— Exercise brief —
Read through the records below and copy each line that uses the word "esiti".

• • • • •

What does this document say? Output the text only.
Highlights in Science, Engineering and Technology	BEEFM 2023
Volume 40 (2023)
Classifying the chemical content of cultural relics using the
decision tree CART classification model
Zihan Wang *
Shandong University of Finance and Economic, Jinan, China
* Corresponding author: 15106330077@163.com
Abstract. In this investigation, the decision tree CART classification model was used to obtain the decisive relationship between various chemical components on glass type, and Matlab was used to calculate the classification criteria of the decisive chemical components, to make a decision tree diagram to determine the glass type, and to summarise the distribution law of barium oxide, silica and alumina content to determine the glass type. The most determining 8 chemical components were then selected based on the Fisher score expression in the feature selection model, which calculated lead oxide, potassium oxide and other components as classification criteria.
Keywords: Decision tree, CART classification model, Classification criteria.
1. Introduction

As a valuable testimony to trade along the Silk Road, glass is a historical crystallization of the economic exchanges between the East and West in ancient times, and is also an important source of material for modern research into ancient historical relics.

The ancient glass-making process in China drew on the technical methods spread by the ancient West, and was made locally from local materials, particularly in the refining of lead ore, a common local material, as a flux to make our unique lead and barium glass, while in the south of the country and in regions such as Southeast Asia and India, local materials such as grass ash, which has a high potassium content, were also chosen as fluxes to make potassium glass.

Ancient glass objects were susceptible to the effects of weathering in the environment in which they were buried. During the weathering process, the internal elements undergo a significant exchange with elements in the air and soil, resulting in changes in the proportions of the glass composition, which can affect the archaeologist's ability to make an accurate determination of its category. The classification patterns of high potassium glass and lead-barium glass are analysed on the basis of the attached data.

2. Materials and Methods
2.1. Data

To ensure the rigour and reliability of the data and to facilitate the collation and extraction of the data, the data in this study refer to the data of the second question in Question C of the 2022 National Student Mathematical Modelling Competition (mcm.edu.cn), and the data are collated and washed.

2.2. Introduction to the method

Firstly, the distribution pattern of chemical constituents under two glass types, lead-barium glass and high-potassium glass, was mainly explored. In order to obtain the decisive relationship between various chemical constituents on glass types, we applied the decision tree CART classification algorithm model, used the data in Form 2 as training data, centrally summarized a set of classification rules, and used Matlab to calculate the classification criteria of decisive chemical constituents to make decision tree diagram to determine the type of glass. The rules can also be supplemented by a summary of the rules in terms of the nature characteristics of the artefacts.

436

• • • • •

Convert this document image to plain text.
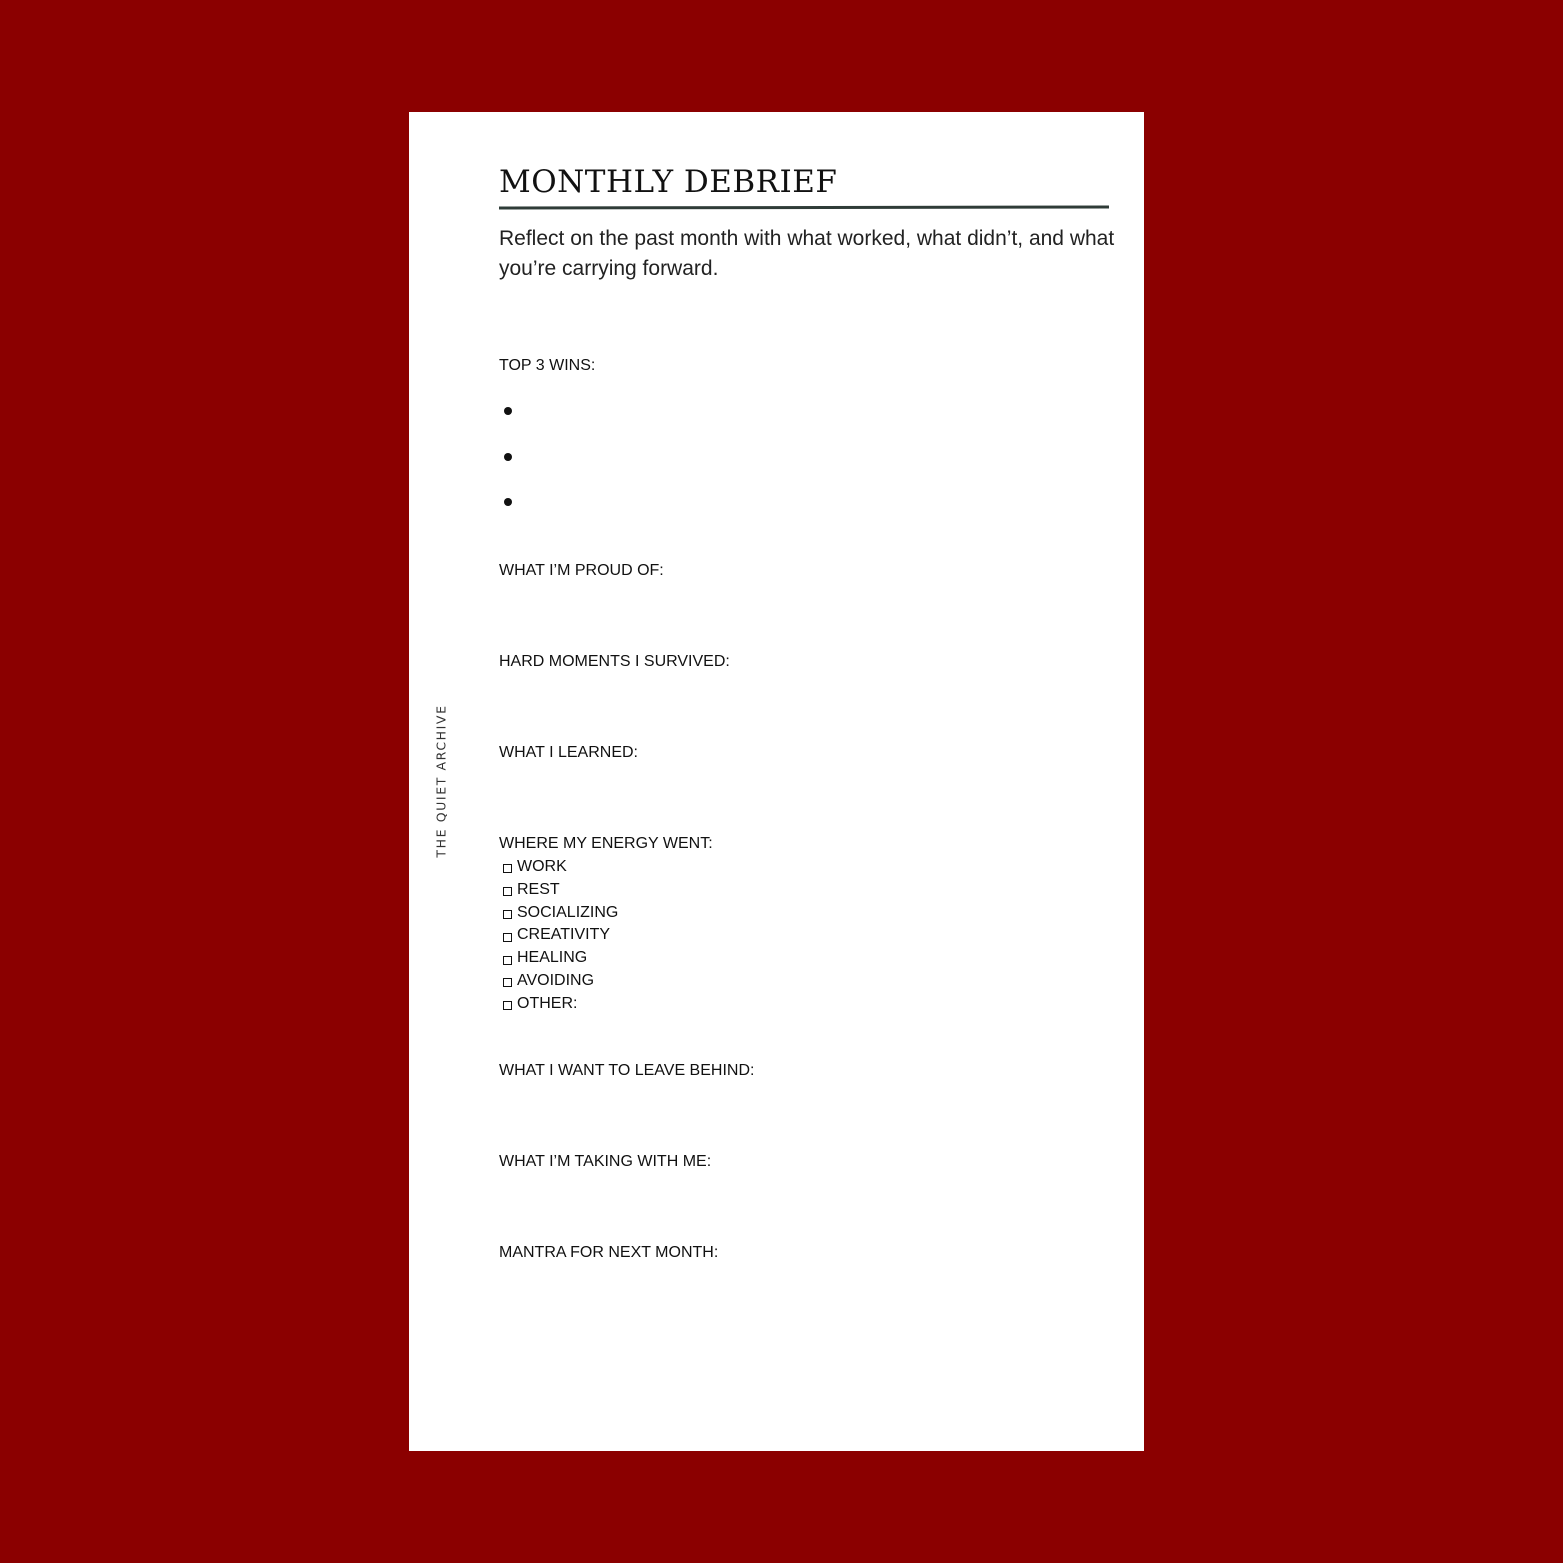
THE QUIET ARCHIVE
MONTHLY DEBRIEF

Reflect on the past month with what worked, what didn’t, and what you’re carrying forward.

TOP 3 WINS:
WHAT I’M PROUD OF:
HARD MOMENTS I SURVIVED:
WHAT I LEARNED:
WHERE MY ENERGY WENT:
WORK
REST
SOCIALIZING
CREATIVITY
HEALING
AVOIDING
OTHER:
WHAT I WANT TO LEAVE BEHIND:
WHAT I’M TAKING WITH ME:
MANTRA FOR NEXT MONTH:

• • • • •

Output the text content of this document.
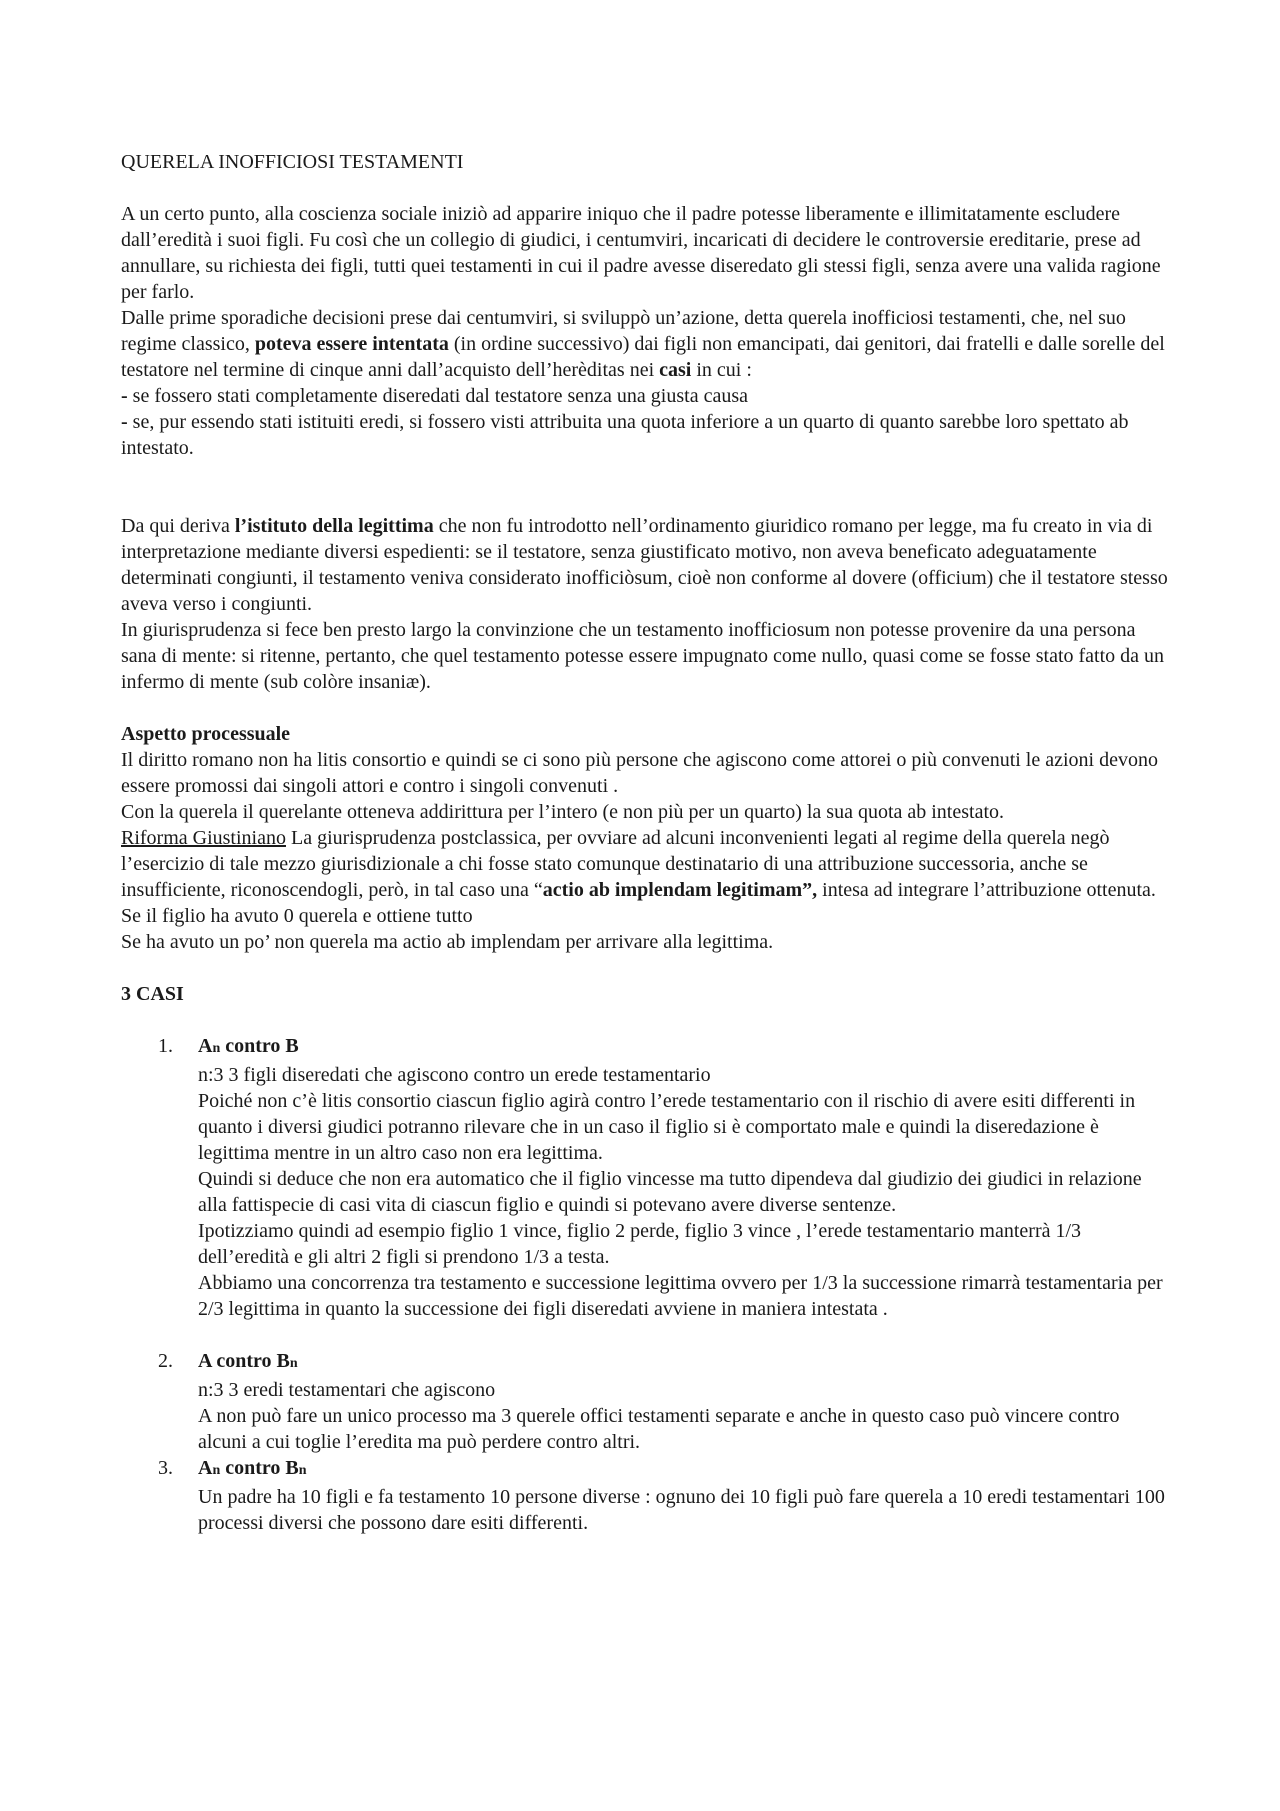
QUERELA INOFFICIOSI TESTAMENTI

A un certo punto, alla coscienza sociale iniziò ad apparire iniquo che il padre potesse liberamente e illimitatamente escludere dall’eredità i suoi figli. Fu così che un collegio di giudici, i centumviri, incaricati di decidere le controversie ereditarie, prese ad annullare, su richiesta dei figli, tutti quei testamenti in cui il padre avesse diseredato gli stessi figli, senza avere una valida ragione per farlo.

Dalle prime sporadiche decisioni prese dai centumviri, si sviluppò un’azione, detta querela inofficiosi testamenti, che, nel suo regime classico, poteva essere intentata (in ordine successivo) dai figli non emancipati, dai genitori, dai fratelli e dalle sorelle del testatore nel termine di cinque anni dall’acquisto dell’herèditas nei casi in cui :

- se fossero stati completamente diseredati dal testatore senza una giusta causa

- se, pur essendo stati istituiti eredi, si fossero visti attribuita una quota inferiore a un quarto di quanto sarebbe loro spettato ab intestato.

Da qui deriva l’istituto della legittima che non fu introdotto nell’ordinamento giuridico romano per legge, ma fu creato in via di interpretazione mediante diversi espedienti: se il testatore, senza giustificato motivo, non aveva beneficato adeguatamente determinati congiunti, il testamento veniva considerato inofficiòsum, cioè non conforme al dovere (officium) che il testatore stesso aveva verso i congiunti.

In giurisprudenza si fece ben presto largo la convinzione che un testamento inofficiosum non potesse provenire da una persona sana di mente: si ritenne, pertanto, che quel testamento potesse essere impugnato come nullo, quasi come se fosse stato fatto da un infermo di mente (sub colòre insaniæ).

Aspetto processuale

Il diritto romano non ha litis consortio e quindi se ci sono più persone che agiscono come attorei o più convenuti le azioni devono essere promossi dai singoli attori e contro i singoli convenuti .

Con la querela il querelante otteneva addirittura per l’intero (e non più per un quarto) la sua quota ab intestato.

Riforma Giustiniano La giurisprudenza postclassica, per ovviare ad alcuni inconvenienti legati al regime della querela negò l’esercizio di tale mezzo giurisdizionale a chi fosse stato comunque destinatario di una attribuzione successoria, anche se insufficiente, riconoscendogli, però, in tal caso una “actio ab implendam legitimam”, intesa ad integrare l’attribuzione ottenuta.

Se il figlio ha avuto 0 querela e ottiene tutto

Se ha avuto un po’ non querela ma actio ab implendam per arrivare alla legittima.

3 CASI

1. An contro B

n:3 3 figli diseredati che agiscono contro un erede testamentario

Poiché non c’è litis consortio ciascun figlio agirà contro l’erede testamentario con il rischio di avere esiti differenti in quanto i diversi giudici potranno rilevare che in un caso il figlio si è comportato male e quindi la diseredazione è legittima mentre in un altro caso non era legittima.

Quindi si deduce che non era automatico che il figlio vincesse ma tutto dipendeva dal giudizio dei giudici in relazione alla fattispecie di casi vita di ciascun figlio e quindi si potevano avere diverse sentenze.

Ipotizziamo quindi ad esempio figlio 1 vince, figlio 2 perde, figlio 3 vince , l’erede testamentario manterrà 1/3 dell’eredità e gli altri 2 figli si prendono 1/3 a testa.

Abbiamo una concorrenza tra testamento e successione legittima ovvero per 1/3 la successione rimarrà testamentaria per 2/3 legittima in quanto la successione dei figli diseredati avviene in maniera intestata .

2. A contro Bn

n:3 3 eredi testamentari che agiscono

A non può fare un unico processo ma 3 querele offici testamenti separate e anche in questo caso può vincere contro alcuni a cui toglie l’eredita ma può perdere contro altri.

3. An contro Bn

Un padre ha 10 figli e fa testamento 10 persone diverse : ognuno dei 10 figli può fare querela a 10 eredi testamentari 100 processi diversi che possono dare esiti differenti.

• • • • •

— Solution to the problem —
Poiché non c’è litis consortio ciascun figlio agirà contro l’erede testamentario con il rischio di avere esiti differenti in quanto i diversi giudici potranno rilevare che in un caso il figlio si è comportato male e quindi la diseredazione è legittima mentre in un altro caso non era legittima.
Un padre ha 10 figli e fa testamento 10 persone diverse : ognuno dei 10 figli può fare querela a 10 eredi testamentari 100 processi diversi che possono dare esiti differenti.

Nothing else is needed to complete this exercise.